§ Aim of the exercise
Write out every single entry exactly.

§ Excerpt from a dataset
= = = =
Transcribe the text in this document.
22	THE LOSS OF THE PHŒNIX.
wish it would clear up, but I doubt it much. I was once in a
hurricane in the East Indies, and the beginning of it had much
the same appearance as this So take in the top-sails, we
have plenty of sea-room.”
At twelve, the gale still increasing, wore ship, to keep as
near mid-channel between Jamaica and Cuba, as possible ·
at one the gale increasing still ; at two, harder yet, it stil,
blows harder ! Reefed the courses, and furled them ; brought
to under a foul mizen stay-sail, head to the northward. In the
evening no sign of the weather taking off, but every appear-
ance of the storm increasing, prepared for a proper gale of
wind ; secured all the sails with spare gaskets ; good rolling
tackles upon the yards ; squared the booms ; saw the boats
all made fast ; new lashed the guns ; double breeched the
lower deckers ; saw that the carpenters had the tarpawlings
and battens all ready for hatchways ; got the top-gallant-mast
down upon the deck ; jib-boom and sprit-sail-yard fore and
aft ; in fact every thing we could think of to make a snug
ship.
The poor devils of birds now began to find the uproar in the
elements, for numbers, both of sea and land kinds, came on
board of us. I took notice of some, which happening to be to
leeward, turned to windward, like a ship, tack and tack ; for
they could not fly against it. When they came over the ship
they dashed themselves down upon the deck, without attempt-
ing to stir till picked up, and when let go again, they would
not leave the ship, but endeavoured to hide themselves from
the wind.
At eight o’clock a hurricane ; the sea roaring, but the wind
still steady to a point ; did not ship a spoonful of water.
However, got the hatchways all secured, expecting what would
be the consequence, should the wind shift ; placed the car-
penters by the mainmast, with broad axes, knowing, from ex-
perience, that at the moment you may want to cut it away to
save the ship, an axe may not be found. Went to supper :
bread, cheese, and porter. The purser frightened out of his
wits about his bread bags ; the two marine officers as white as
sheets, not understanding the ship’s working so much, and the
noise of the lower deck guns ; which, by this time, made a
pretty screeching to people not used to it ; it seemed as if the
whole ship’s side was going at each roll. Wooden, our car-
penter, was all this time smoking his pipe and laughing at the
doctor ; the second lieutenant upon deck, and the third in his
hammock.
= = = =
§ Response to the exercise
Transcribe the text in this document.
22	THE LOSS OF THE PHŒNIX.
wish it would clear up, but I doubt it much. I was once in a
hurricane in the East Indies, and the beginning of it had much
the same appearance as this So take in the top-sails, we
have plenty of sea-room.”
At twelve, the gale still increasing, wore ship, to keep as
near mid-channel between Jamaica and Cuba, as possible ·
at one the gale increasing still ; at two, harder yet, it stil,
blows harder ! Reefed the courses, and furled them ; brought
to under a foul mizen stay-sail, head to the northward. In the
evening no sign of the weather taking off, but every appear-
ance of the storm increasing, prepared for a proper gale of
wind ; secured all the sails with spare gaskets ; good rolling
tackles upon the yards ; squared the booms ; saw the boats
all made fast ; new lashed the guns ; double breeched the
lower deckers ; saw that the carpenters had the tarpawlings
and battens all ready for hatchways ; got the top-gallant-mast
down upon the deck ; jib-boom and sprit-sail-yard fore and
aft ; in fact every thing we could think of to make a snug
ship.
The poor devils of birds now began to find the uproar in the
elements, for numbers, both of sea and land kinds, came on
board of us. I took notice of some, which happening to be to
leeward, turned to windward, like a ship, tack and tack ; for
they could not fly against it. When they came over the ship
they dashed themselves down upon the deck, without attempt-
ing to stir till picked up, and when let go again, they would
not leave the ship, but endeavoured to hide themselves from
the wind.
At eight o’clock a hurricane ; the sea roaring, but the wind
still steady to a point ; did not ship a spoonful of water.
However, got the hatchways all secured, expecting what would
be the consequence, should the wind shift ; placed the car-
penters by the mainmast, with broad axes, knowing, from ex-
perience, that at the moment you may want to cut it away to
save the ship, an axe may not be found. Went to supper :
bread, cheese, and porter. The purser frightened out of his
wits about his bread bags ; the two marine officers as white as
sheets, not understanding the ship’s working so much, and the
noise of the lower deck guns ; which, by this time, made a
pretty screeching to people not used to it ; it seemed as if the
whole ship’s side was going at each roll. Wooden, our car-
penter, was all this time smoking his pipe and laughing at the
doctor ; the second lieutenant upon deck, and the third in his
hammock.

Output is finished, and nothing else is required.